[start of Records shown]

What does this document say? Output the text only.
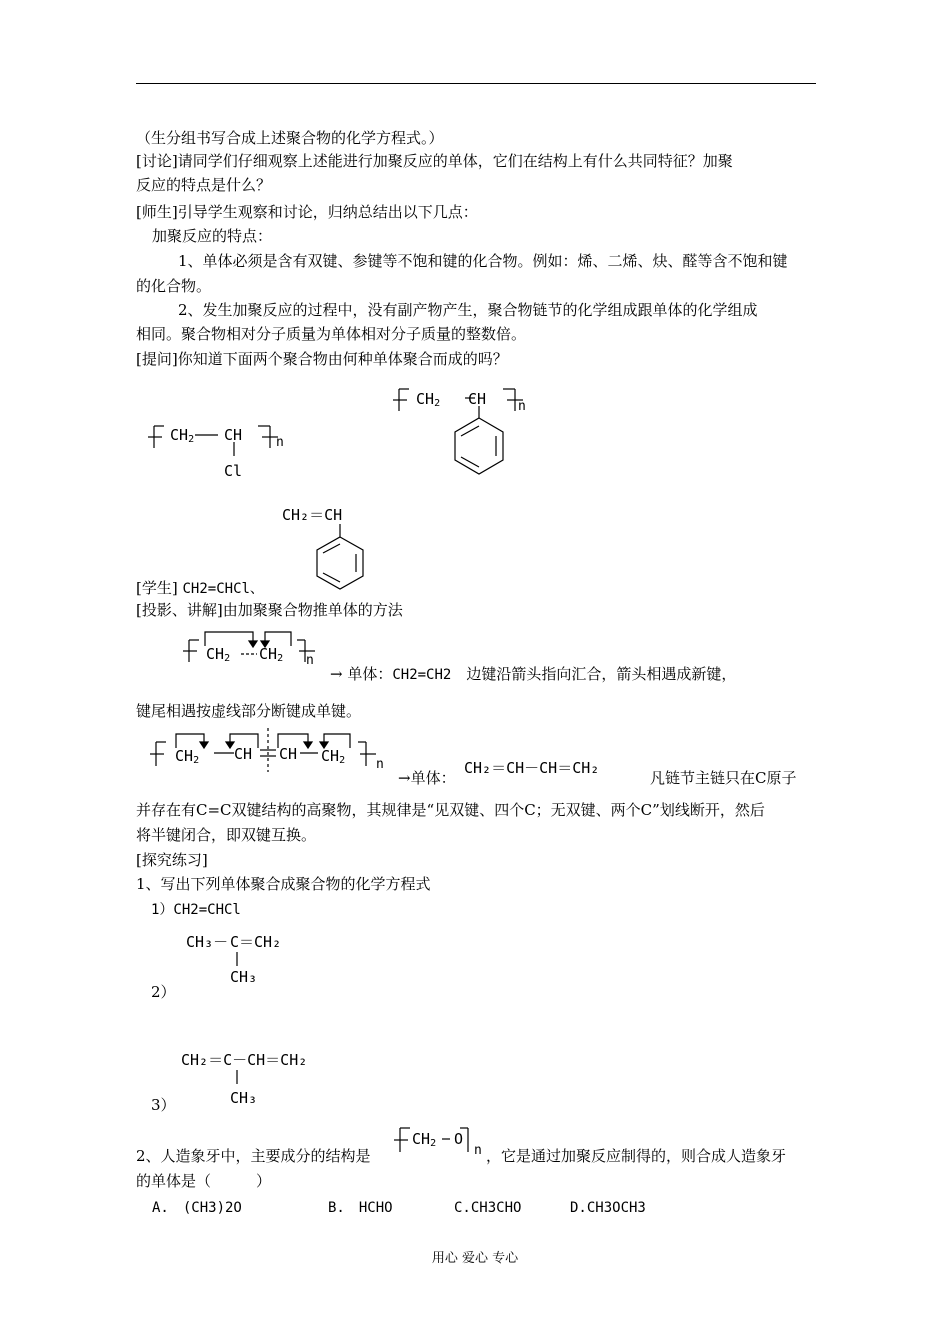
（生分组书写合成上述聚合物的化学方程式。）
[讨论]请同学们仔细观察上述能进行加聚反应的单体，它们在结构上有什么共同特征？加聚
反应的特点是什么？
[师生]引导学生观察和讨论，归纳总结出以下几点：
加聚反应的特点：
1、单体必须是含有双键、参键等不饱和键的化合物。例如：烯、二烯、炔、醛等含不饱和键
的化合物。
2、发生加聚反应的过程中，没有副产物产生，聚合物链节的化学组成跟单体的化学组成
相同。聚合物相对分子质量为单体相对分子质量的整数倍。
[提问]你知道下面两个聚合物由何种单体聚合而成的吗？
CH2 CH
Cl
n
CH2 CH n
CH₂＝CH
[学生] CH2=CHCl、
[投影、讲解]由加聚聚合物推单体的方法
CH2 CH2 n
→ 单体：CH2=CH2　 边键沿箭头指向汇合，箭头相遇成新键，
键尾相遇按虚线部分断键成单键。
CH2 CH CH CH2 n
→单体：
CH₂＝CH－CH＝CH₂
凡链节主链只在C原子
并存在有C=C双键结构的高聚物，其规律是“见双键、四个C；无双键、两个C”划线断开，然后
将半键闭合，即双键互换。
[探究练习]
1、写出下列单体聚合成聚合物的化学方程式
1）CH2=CHCl
CH₃－ C＝CH₂
CH₃
2）
CH₂＝C－CH＝CH₂
CH₃
3）
2、人造象牙中，主要成分的结构是
CH2 O
n ，它是通过加聚反应制得的，则合成人造象牙
的单体是（　　　）
A.　(CH3)2O	B.　HCHO	C.CH3CHO	D.CH3OCH3
用心 爱心 专心
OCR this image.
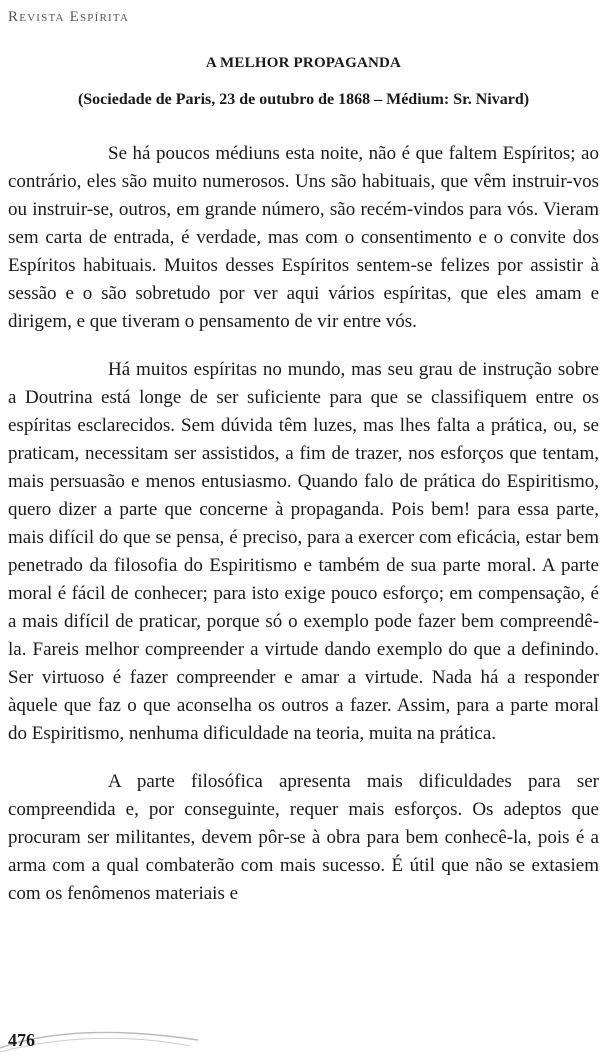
Revista Espírita
A MELHOR PROPAGANDA
(Sociedade de Paris, 23 de outubro de 1868 – Médium: Sr. Nivard)

Se há poucos médiuns esta noite, não é que faltem Espíritos; ao contrário, eles são muito numerosos. Uns são habituais, que vêm instruir-vos ou instruir-se, outros, em grande número, são recém-vindos para vós. Vieram sem carta de entrada, é verdade, mas com o consentimento e o convite dos Espíritos habituais. Muitos desses Espíritos sentem-se felizes por assistir à sessão e o são sobretudo por ver aqui vários espíritas, que eles amam e dirigem, e que tiveram o pensamento de vir entre vós.

Há muitos espíritas no mundo, mas seu grau de instrução sobre a Doutrina está longe de ser suficiente para que se classifiquem entre os espíritas esclarecidos. Sem dúvida têm luzes, mas lhes falta a prática, ou, se praticam, necessitam ser assistidos, a fim de trazer, nos esforços que tentam, mais persuasão e menos entusiasmo. Quando falo de prática do Espiritismo, quero dizer a parte que concerne à propaganda. Pois bem! para essa parte, mais difícil do que se pensa, é preciso, para a exercer com eficácia, estar bem penetrado da filosofia do Espiritismo e também de sua parte moral. A parte moral é fácil de conhecer; para isto exige pouco esforço; em compensação, é a mais difícil de praticar, porque só o exemplo pode fazer bem compreendê-la. Fareis melhor compreender a virtude dando exemplo do que a definindo. Ser virtuoso é fazer compreender e amar a virtude. Nada há a responder àquele que faz o que aconselha os outros a fazer. Assim, para a parte moral do Espiritismo, nenhuma dificuldade na teoria, muita na prática.

A parte filosófica apresenta mais dificuldades para ser compreendida e, por conseguinte, requer mais esforços. Os adeptos que procuram ser militantes, devem pôr-se à obra para bem conhecê-la, pois é a arma com a qual combaterão com mais sucesso. É útil que não se extasiem com os fenômenos materiais e

476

[end of Records shown]

Print each of the records above exactly as written, leaving no picture in the copy.

Solved exercise >>
What does this document say? Output the text only.
（生分组书写合成上述聚合物的化学方程式。）
[讨论]请同学们仔细观察上述能进行加聚反应的单体，它们在结构上有什么共同特征？加聚
反应的特点是什么？
[师生]引导学生观察和讨论，归纳总结出以下几点：
加聚反应的特点：
1、单体必须是含有双键、参键等不饱和键的化合物。例如：烯、二烯、炔、醛等含不饱和键
的化合物。
2、发生加聚反应的过程中，没有副产物产生，聚合物链节的化学组成跟单体的化学组成
相同。聚合物相对分子质量为单体相对分子质量的整数倍。
[提问]你知道下面两个聚合物由何种单体聚合而成的吗？
CH2 CH
Cl
n
CH2 CH n
CH₂＝CH
[学生] CH2=CHCl、
[投影、讲解]由加聚聚合物推单体的方法
CH2 CH2 n
→ 单体：CH2=CH2　 边键沿箭头指向汇合，箭头相遇成新键，
键尾相遇按虚线部分断键成单键。
CH2 CH CH CH2 n
→单体：
CH₂＝CH－CH＝CH₂
凡链节主链只在C原子
并存在有C=C双键结构的高聚物，其规律是“见双键、四个C；无双键、两个C”划线断开，然后
将半键闭合，即双键互换。
[探究练习]
1、写出下列单体聚合成聚合物的化学方程式
1）CH2=CHCl
CH₃－ C＝CH₂
CH₃
2）
CH₂＝C－CH＝CH₂
CH₃
3）
2、人造象牙中，主要成分的结构是
CH2 O
n ，它是通过加聚反应制得的，则合成人造象牙
的单体是（　　　）
A.　(CH3)2O	B.　HCHO	C.CH3CHO	D.CH3OCH3
用心 爱心 专心
OCR this image.
Revista Espírita
A MELHOR PROPAGANDA
(Sociedade de Paris, 23 de outubro de 1868 – Médium: Sr. Nivard)

Se há poucos médiuns esta noite, não é que faltem Espíritos; ao contrário, eles são muito numerosos. Uns são habituais, que vêm instruir-vos ou instruir-se, outros, em grande número, são recém-vindos para vós. Vieram sem carta de entrada, é verdade, mas com o consentimento e o convite dos Espíritos habituais. Muitos desses Espíritos sentem-se felizes por assistir à sessão e o são sobretudo por ver aqui vários espíritas, que eles amam e dirigem, e que tiveram o pensamento de vir entre vós.

Há muitos espíritas no mundo, mas seu grau de instrução sobre a Doutrina está longe de ser suficiente para que se classifiquem entre os espíritas esclarecidos. Sem dúvida têm luzes, mas lhes falta a prática, ou, se praticam, necessitam ser assistidos, a fim de trazer, nos esforços que tentam, mais persuasão e menos entusiasmo. Quando falo de prática do Espiritismo, quero dizer a parte que concerne à propaganda. Pois bem! para essa parte, mais difícil do que se pensa, é preciso, para a exercer com eficácia, estar bem penetrado da filosofia do Espiritismo e também de sua parte moral. A parte moral é fácil de conhecer; para isto exige pouco esforço; em compensação, é a mais difícil de praticar, porque só o exemplo pode fazer bem compreendê-la. Fareis melhor compreender a virtude dando exemplo do que a definindo. Ser virtuoso é fazer compreender e amar a virtude. Nada há a responder àquele que faz o que aconselha os outros a fazer. Assim, para a parte moral do Espiritismo, nenhuma dificuldade na teoria, muita na prática.

A parte filosófica apresenta mais dificuldades para ser compreendida e, por conseguinte, requer mais esforços. Os adeptos que procuram ser militantes, devem pôr-se à obra para bem conhecê-la, pois é a arma com a qual combaterão com mais sucesso. É útil que não se extasiem com os fenômenos materiais e

476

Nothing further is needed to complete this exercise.